**** TEXTO PROPUESTO

El héroe de las mil caras

Elvira Navarro

Elvira Navarro

La editorial Atalanta rescató el pasado año un clásico, El héroe de las mil caras de Joseph Campbell, que describe el viaje iniciático del héroe, donde se acuña el término monomito para definir una estructura que se repite en mitos y relatos épicos de culturas muy diversas, y que ha sido y sigue siendo usada, a menudo de forma inconsciente, quiero decir, mimética, por quienes inventan historias. El monomito tiene un sentido trascendente. Asociamos la trascendencia con lo religioso y espiritual, pero ésta posee una dimensión más de andar por casa para quien no quiera irse tan lejos: ser capaz de ir más allá de uno mismo aquí y ahora, procurando que las cosas que hacemos sean útiles para todos. Y es que la condición de héroe se alcanza cuando lo logrado en el periplo es un bien para la comunidad.

El viaje del héroe no sólo ha servido a antropólogos y a estudiosos de la cultura. También se ha usado como herramienta de análisis de la propia vida, pues a menudo necesitamos de nuestra propia heroicidad para afrontarla.

Campbell muestra cómo ni siquiera los héroes actúan solos. Divide el viaje del héroe en varias etapas, y siempre hay ayudantes en las fundamentales. Cuando el héroe ha aceptado incluso morir y sobreviene la tan temida como ansiada liberación de este mundo, es el propio mundo quien va en busca del héroe, reconfortado por el olvido de todos los apegos y lógicamente tentado de no volver a ellos. Dice Campbell citando un texto védico: «¿Quién que haya abandonado el mundo querría volver a él? Lo que querrá siempre será estar en ese más allá». Y añade: «Y sin embargo, mientras uno siga vivo, la vida impondrá siempre esa llamada».

En estos días en los que se ha sumado a la epidemia un colofón de nieve en numerosas ciudades y pueblos, han aparecido muchos héroes entre la gente y pocos, poquísimos, por no decir ninguno, en la clase política, a la que ni siquiera se le pide que actúe con heroísmo, sino con sensatez y cumpliendo sus obligaciones, que es gobernar el país, las comunidades, las ciudades y pueblos, lo que implica cuidar de la ciudadanía y atreverse a tomar decisiones y a poner los medios para llevarlas a cabo. Mientras profesionales de la salud han caminado durante kilómetros en la nieve para poder hacer un trabajo esencial, y voluntarios con vehículos 4x4 han llevado a enfermos a los hospitales, las élites de este país, repartidas en todo el espectro político, se han dedicado, durante un año entero, a desoír a los expertos (a rechazar a los ayudantes), a repartir obscenamente los recursos con los que se contaban entre sus cuatro amigos, a preocuparse únicamente de su rédito político cuando han tenido que abordar el problema más escandaloso y vergonzante de toda la historia de nuestra democracia, el de la situación de los ancianos en las residencias, escurriendo el bulto o preocupándose sólo por que no crezca la cifra de muertes, nunca por las condiciones en las que muchos mayores viven. Los políticos se han dedicado asimismo a culpar a la ciudadanía y a figurar sólo por conveniencia.

********

§ **EL PROBLEMA**
Transcribe del texto sobre El héroe de las mil caras el fragmento que comienza con las palabras que contienen «La editorial Atalanta» y termina con «para la comunidad.». Básate solo en el texto.

**** DATOS EN ESTUDIO

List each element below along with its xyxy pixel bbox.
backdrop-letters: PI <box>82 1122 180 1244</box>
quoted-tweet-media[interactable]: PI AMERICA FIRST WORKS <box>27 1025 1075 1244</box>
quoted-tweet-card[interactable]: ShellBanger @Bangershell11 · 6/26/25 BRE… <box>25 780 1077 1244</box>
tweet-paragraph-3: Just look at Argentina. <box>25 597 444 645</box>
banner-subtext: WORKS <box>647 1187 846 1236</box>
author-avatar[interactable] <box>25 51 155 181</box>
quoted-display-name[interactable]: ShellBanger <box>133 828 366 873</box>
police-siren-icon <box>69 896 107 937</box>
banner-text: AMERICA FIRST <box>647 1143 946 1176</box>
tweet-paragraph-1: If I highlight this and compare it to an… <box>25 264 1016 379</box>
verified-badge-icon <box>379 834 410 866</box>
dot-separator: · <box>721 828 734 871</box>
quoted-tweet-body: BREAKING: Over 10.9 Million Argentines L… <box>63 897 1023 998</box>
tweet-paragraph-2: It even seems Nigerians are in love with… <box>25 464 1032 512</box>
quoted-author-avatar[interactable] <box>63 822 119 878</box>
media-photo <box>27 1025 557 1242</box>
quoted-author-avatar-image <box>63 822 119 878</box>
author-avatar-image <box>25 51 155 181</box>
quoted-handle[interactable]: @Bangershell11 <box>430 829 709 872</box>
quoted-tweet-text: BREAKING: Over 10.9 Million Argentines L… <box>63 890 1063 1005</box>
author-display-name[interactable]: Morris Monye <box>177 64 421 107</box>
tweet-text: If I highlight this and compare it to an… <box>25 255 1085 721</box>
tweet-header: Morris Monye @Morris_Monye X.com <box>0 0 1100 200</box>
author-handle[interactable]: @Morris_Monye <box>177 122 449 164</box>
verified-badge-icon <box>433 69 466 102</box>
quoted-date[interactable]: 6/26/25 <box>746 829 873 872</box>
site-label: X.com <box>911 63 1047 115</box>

********

§ **ESPACIO DE RESPUESTA**
La editorial Atalanta rescató el pasado año un clásico, El héroe de las mil caras de Joseph Campbell, que describe el viaje iniciático del héroe, donde se acuña el término monomito para definir una estructura que se repite en mitos y relatos épicos de culturas muy diversas, y que ha sido y sigue siendo usada, a menudo de forma inconsciente, quiero decir, mimética, por quienes inventan historias. El monomito tiene un sentido trascendente. Asociamos la trascendencia con lo religioso y espiritual, pero ésta posee una dimensión más de andar por casa para quien no quiera irse tan lejos: ser capaz de ir más allá de uno mismo aquí y ahora, procurando que las cosas que hacemos sean útiles para todos. Y es que la condición de héroe se alcanza cuando lo logrado en el periplo es un bien para la comunidad.